# [Stored items]
=======

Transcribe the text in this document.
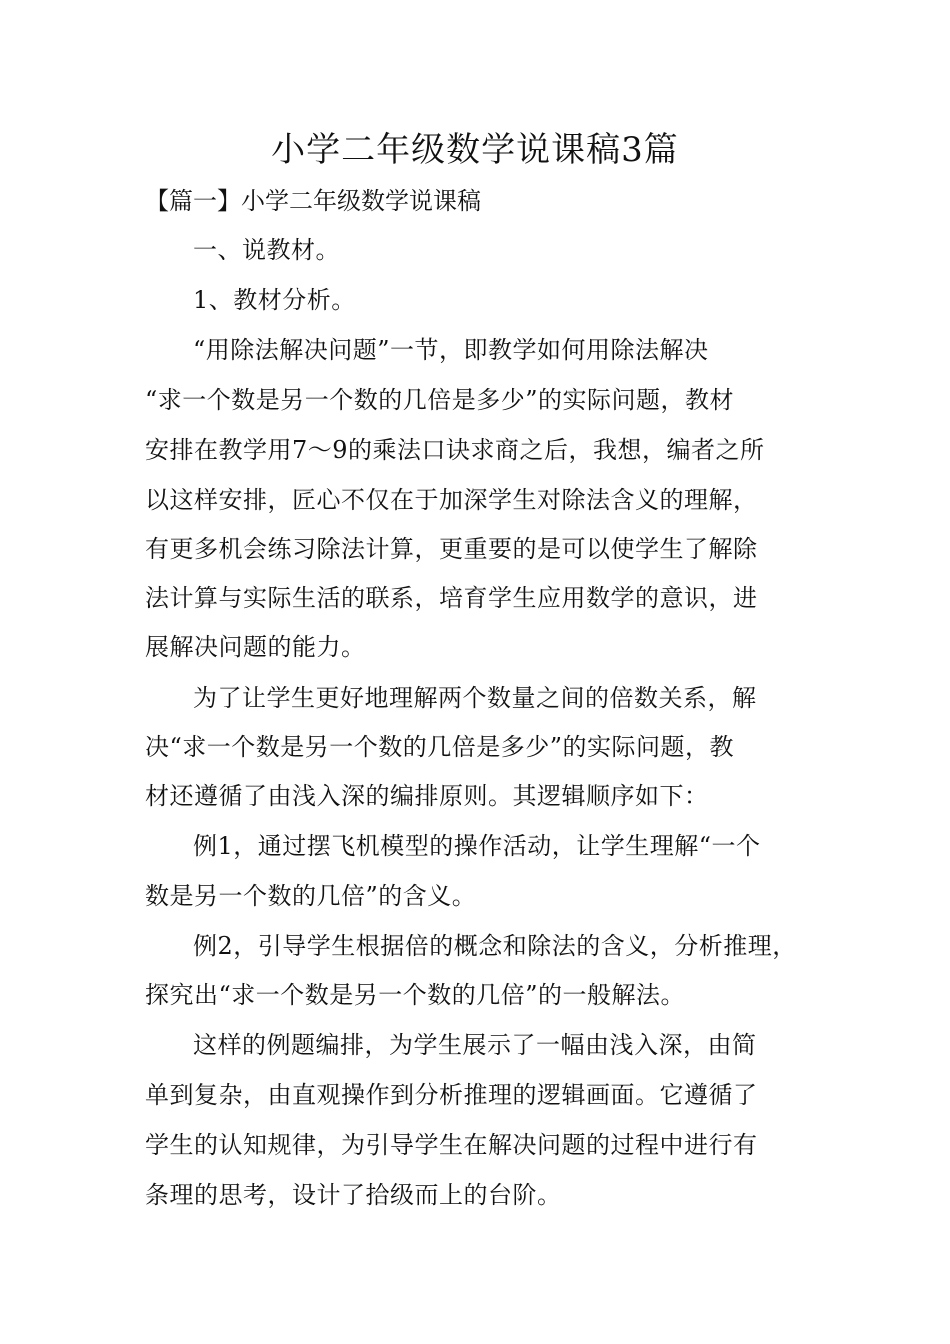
小学二年级数学说课稿3篇
【篇一】小学二年级数学说课稿
一、说教材。
1、教材分析。
“用除法解决问题”一节，即教学如何用除法解决
“求一个数是另一个数的几倍是多少”的实际问题，教材
安排在教学用7～9的乘法口诀求商之后，我想，编者之所
以这样安排，匠心不仅在于加深学生对除法含义的理解，
有更多机会练习除法计算，更重要的是可以使学生了解除
法计算与实际生活的联系，培育学生应用数学的意识，进
展解决问题的能力。
为了让学生更好地理解两个数量之间的倍数关系，解
决“求一个数是另一个数的几倍是多少”的实际问题，教
材还遵循了由浅入深的编排原则。其逻辑顺序如下：
例1，通过摆飞机模型的操作活动，让学生理解“一个
数是另一个数的几倍”的含义。
例2，引导学生根据倍的概念和除法的含义，分析推理，
探究出“求一个数是另一个数的几倍”的一般解法。
这样的例题编排，为学生展示了一幅由浅入深，由简
单到复杂，由直观操作到分析推理的逻辑画面。它遵循了
学生的认知规律，为引导学生在解决问题的过程中进行有
条理的思考，设计了拾级而上的台阶。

=======

# [Your instructions]
Each line of the material must be retyped exactly, except that images are omitted.

# [Correct answer]
Transcribe the text in this document.
小学二年级数学说课稿3篇
【篇一】小学二年级数学说课稿
一、说教材。
1、教材分析。
“用除法解决问题”一节，即教学如何用除法解决
“求一个数是另一个数的几倍是多少”的实际问题，教材
安排在教学用7～9的乘法口诀求商之后，我想，编者之所
以这样安排，匠心不仅在于加深学生对除法含义的理解，
有更多机会练习除法计算，更重要的是可以使学生了解除
法计算与实际生活的联系，培育学生应用数学的意识，进
展解决问题的能力。
为了让学生更好地理解两个数量之间的倍数关系，解
决“求一个数是另一个数的几倍是多少”的实际问题，教
材还遵循了由浅入深的编排原则。其逻辑顺序如下：
例1，通过摆飞机模型的操作活动，让学生理解“一个
数是另一个数的几倍”的含义。
例2，引导学生根据倍的概念和除法的含义，分析推理，
探究出“求一个数是另一个数的几倍”的一般解法。
这样的例题编排，为学生展示了一幅由浅入深，由简
单到复杂，由直观操作到分析推理的逻辑画面。它遵循了
学生的认知规律，为引导学生在解决问题的过程中进行有
条理的思考，设计了拾级而上的台阶。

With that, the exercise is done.